• _Request_
Write out every entry precisely as given, leaving the pictures out.
[BEGIN Given records]
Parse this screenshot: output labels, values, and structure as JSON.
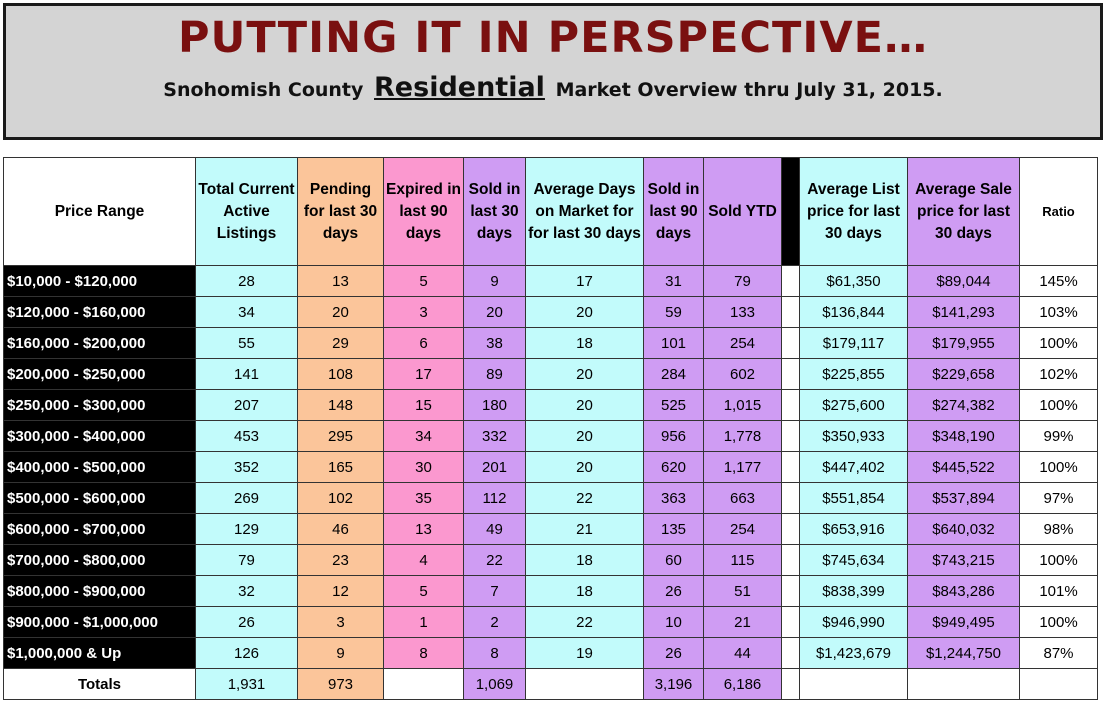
{
  "header": {
    "title": "PUTTING IT IN PERSPECTIVE…",
    "subtitle_pre": "Snohomish County",
    "subtitle_emph": "Residential",
    "subtitle_post": "Market Overview thru July 31, 2015."
  },
  "columns": {
    "price_range": "Price Range",
    "active": "Total Current Active Listings",
    "pending": "Pending for last 30 days",
    "expired": "Expired in last 90 days",
    "sold30": "Sold in last 30 days",
    "dom": "Average Days on Market for for last 30 days",
    "sold90": "Sold in last 90 days",
    "ytd": "Sold YTD",
    "avg_list": "Average List price for last 30 days",
    "avg_sale": "Average Sale price for last 30 days",
    "ratio": "Ratio"
  },
  "rows": [
    {
      "range": "$10,000 - $120,000",
      "active": "28",
      "pending": "13",
      "expired": "5",
      "sold30": "9",
      "dom": "17",
      "sold90": "31",
      "ytd": "79",
      "avg_list": "$61,350",
      "avg_sale": "$89,044",
      "ratio": "145%"
    },
    {
      "range": "$120,000 - $160,000",
      "active": "34",
      "pending": "20",
      "expired": "3",
      "sold30": "20",
      "dom": "20",
      "sold90": "59",
      "ytd": "133",
      "avg_list": "$136,844",
      "avg_sale": "$141,293",
      "ratio": "103%"
    },
    {
      "range": "$160,000 - $200,000",
      "active": "55",
      "pending": "29",
      "expired": "6",
      "sold30": "38",
      "dom": "18",
      "sold90": "101",
      "ytd": "254",
      "avg_list": "$179,117",
      "avg_sale": "$179,955",
      "ratio": "100%"
    },
    {
      "range": "$200,000 - $250,000",
      "active": "141",
      "pending": "108",
      "expired": "17",
      "sold30": "89",
      "dom": "20",
      "sold90": "284",
      "ytd": "602",
      "avg_list": "$225,855",
      "avg_sale": "$229,658",
      "ratio": "102%"
    },
    {
      "range": "$250,000 - $300,000",
      "active": "207",
      "pending": "148",
      "expired": "15",
      "sold30": "180",
      "dom": "20",
      "sold90": "525",
      "ytd": "1,015",
      "avg_list": "$275,600",
      "avg_sale": "$274,382",
      "ratio": "100%"
    },
    {
      "range": "$300,000 - $400,000",
      "active": "453",
      "pending": "295",
      "expired": "34",
      "sold30": "332",
      "dom": "20",
      "sold90": "956",
      "ytd": "1,778",
      "avg_list": "$350,933",
      "avg_sale": "$348,190",
      "ratio": "99%"
    },
    {
      "range": "$400,000 - $500,000",
      "active": "352",
      "pending": "165",
      "expired": "30",
      "sold30": "201",
      "dom": "20",
      "sold90": "620",
      "ytd": "1,177",
      "avg_list": "$447,402",
      "avg_sale": "$445,522",
      "ratio": "100%"
    },
    {
      "range": "$500,000 - $600,000",
      "active": "269",
      "pending": "102",
      "expired": "35",
      "sold30": "112",
      "dom": "22",
      "sold90": "363",
      "ytd": "663",
      "avg_list": "$551,854",
      "avg_sale": "$537,894",
      "ratio": "97%"
    },
    {
      "range": "$600,000 - $700,000",
      "active": "129",
      "pending": "46",
      "expired": "13",
      "sold30": "49",
      "dom": "21",
      "sold90": "135",
      "ytd": "254",
      "avg_list": "$653,916",
      "avg_sale": "$640,032",
      "ratio": "98%"
    },
    {
      "range": "$700,000 - $800,000",
      "active": "79",
      "pending": "23",
      "expired": "4",
      "sold30": "22",
      "dom": "18",
      "sold90": "60",
      "ytd": "115",
      "avg_list": "$745,634",
      "avg_sale": "$743,215",
      "ratio": "100%"
    },
    {
      "range": "$800,000 - $900,000",
      "active": "32",
      "pending": "12",
      "expired": "5",
      "sold30": "7",
      "dom": "18",
      "sold90": "26",
      "ytd": "51",
      "avg_list": "$838,399",
      "avg_sale": "$843,286",
      "ratio": "101%"
    },
    {
      "range": "$900,000 - $1,000,000",
      "active": "26",
      "pending": "3",
      "expired": "1",
      "sold30": "2",
      "dom": "22",
      "sold90": "10",
      "ytd": "21",
      "avg_list": "$946,990",
      "avg_sale": "$949,495",
      "ratio": "100%"
    },
    {
      "range": "$1,000,000 & Up",
      "active": "126",
      "pending": "9",
      "expired": "8",
      "sold30": "8",
      "dom": "19",
      "sold90": "26",
      "ytd": "44",
      "avg_list": "$1,423,679",
      "avg_sale": "$1,244,750",
      "ratio": "87%"
    }
  ],
  "totals": {
    "label": "Totals",
    "active": "1,931",
    "pending": "973",
    "expired": "",
    "sold30": "1,069",
    "dom": "",
    "sold90": "3,196",
    "ytd": "6,186",
    "avg_list": "",
    "avg_sale": "",
    "ratio": ""
  },
  "colors": {
    "title": "#7a1010",
    "banner_bg": "#d4d4d4",
    "cyan": "#c2fbfb",
    "orange": "#fbc59a",
    "pink": "#fb98cf",
    "purple": "#cf9cf3"
  }
}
[END Given records]
• _Task output_
Parse this screenshot: output labels, values, and structure as JSON.
{
  "header": {
    "title": "PUTTING IT IN PERSPECTIVE…",
    "subtitle_pre": "Snohomish County",
    "subtitle_emph": "Residential",
    "subtitle_post": "Market Overview thru July 31, 2015."
  },
  "columns": {
    "price_range": "Price Range",
    "active": "Total Current Active Listings",
    "pending": "Pending for last 30 days",
    "expired": "Expired in last 90 days",
    "sold30": "Sold in last 30 days",
    "dom": "Average Days on Market for for last 30 days",
    "sold90": "Sold in last 90 days",
    "ytd": "Sold YTD",
    "avg_list": "Average List price for last 30 days",
    "avg_sale": "Average Sale price for last 30 days",
    "ratio": "Ratio"
  },
  "rows": [
    {
      "range": "$10,000 - $120,000",
      "active": "28",
      "pending": "13",
      "expired": "5",
      "sold30": "9",
      "dom": "17",
      "sold90": "31",
      "ytd": "79",
      "avg_list": "$61,350",
      "avg_sale": "$89,044",
      "ratio": "145%"
    },
    {
      "range": "$120,000 - $160,000",
      "active": "34",
      "pending": "20",
      "expired": "3",
      "sold30": "20",
      "dom": "20",
      "sold90": "59",
      "ytd": "133",
      "avg_list": "$136,844",
      "avg_sale": "$141,293",
      "ratio": "103%"
    },
    {
      "range": "$160,000 - $200,000",
      "active": "55",
      "pending": "29",
      "expired": "6",
      "sold30": "38",
      "dom": "18",
      "sold90": "101",
      "ytd": "254",
      "avg_list": "$179,117",
      "avg_sale": "$179,955",
      "ratio": "100%"
    },
    {
      "range": "$200,000 - $250,000",
      "active": "141",
      "pending": "108",
      "expired": "17",
      "sold30": "89",
      "dom": "20",
      "sold90": "284",
      "ytd": "602",
      "avg_list": "$225,855",
      "avg_sale": "$229,658",
      "ratio": "102%"
    },
    {
      "range": "$250,000 - $300,000",
      "active": "207",
      "pending": "148",
      "expired": "15",
      "sold30": "180",
      "dom": "20",
      "sold90": "525",
      "ytd": "1,015",
      "avg_list": "$275,600",
      "avg_sale": "$274,382",
      "ratio": "100%"
    },
    {
      "range": "$300,000 - $400,000",
      "active": "453",
      "pending": "295",
      "expired": "34",
      "sold30": "332",
      "dom": "20",
      "sold90": "956",
      "ytd": "1,778",
      "avg_list": "$350,933",
      "avg_sale": "$348,190",
      "ratio": "99%"
    },
    {
      "range": "$400,000 - $500,000",
      "active": "352",
      "pending": "165",
      "expired": "30",
      "sold30": "201",
      "dom": "20",
      "sold90": "620",
      "ytd": "1,177",
      "avg_list": "$447,402",
      "avg_sale": "$445,522",
      "ratio": "100%"
    },
    {
      "range": "$500,000 - $600,000",
      "active": "269",
      "pending": "102",
      "expired": "35",
      "sold30": "112",
      "dom": "22",
      "sold90": "363",
      "ytd": "663",
      "avg_list": "$551,854",
      "avg_sale": "$537,894",
      "ratio": "97%"
    },
    {
      "range": "$600,000 - $700,000",
      "active": "129",
      "pending": "46",
      "expired": "13",
      "sold30": "49",
      "dom": "21",
      "sold90": "135",
      "ytd": "254",
      "avg_list": "$653,916",
      "avg_sale": "$640,032",
      "ratio": "98%"
    },
    {
      "range": "$700,000 - $800,000",
      "active": "79",
      "pending": "23",
      "expired": "4",
      "sold30": "22",
      "dom": "18",
      "sold90": "60",
      "ytd": "115",
      "avg_list": "$745,634",
      "avg_sale": "$743,215",
      "ratio": "100%"
    },
    {
      "range": "$800,000 - $900,000",
      "active": "32",
      "pending": "12",
      "expired": "5",
      "sold30": "7",
      "dom": "18",
      "sold90": "26",
      "ytd": "51",
      "avg_list": "$838,399",
      "avg_sale": "$843,286",
      "ratio": "101%"
    },
    {
      "range": "$900,000 - $1,000,000",
      "active": "26",
      "pending": "3",
      "expired": "1",
      "sold30": "2",
      "dom": "22",
      "sold90": "10",
      "ytd": "21",
      "avg_list": "$946,990",
      "avg_sale": "$949,495",
      "ratio": "100%"
    },
    {
      "range": "$1,000,000 & Up",
      "active": "126",
      "pending": "9",
      "expired": "8",
      "sold30": "8",
      "dom": "19",
      "sold90": "26",
      "ytd": "44",
      "avg_list": "$1,423,679",
      "avg_sale": "$1,244,750",
      "ratio": "87%"
    }
  ],
  "totals": {
    "label": "Totals",
    "active": "1,931",
    "pending": "973",
    "expired": "",
    "sold30": "1,069",
    "dom": "",
    "sold90": "3,196",
    "ytd": "6,186",
    "avg_list": "",
    "avg_sale": "",
    "ratio": ""
  },
  "colors": {
    "title": "#7a1010",
    "banner_bg": "#d4d4d4",
    "cyan": "#c2fbfb",
    "orange": "#fbc59a",
    "pink": "#fb98cf",
    "purple": "#cf9cf3"
  }
}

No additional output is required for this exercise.